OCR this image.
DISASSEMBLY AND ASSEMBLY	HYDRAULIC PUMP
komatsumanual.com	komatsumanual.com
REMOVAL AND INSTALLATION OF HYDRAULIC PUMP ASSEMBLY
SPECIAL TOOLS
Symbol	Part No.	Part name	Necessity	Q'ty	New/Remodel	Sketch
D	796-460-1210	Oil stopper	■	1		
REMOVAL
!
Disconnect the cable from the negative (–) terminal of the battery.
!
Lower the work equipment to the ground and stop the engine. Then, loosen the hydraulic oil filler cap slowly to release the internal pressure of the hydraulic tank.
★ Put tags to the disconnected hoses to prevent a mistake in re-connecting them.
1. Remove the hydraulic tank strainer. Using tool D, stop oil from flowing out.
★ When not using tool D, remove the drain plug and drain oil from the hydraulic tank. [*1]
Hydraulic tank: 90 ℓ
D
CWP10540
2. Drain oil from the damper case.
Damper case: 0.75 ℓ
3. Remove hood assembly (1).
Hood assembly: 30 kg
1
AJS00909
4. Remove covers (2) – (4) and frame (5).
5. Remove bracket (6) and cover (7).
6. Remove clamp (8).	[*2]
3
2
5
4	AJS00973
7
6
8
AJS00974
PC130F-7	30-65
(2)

== Requirement ==
Copy each line that contains the word "from".

== Full output ==
Disconnect the cable from the negative (–) terminal of the battery.
1. Remove the hydraulic tank strainer. Using tool D, stop oil from flowing out.
★ When not using tool D, remove the drain plug and drain oil from the hydraulic tank. [*1]
2. Drain oil from the damper case.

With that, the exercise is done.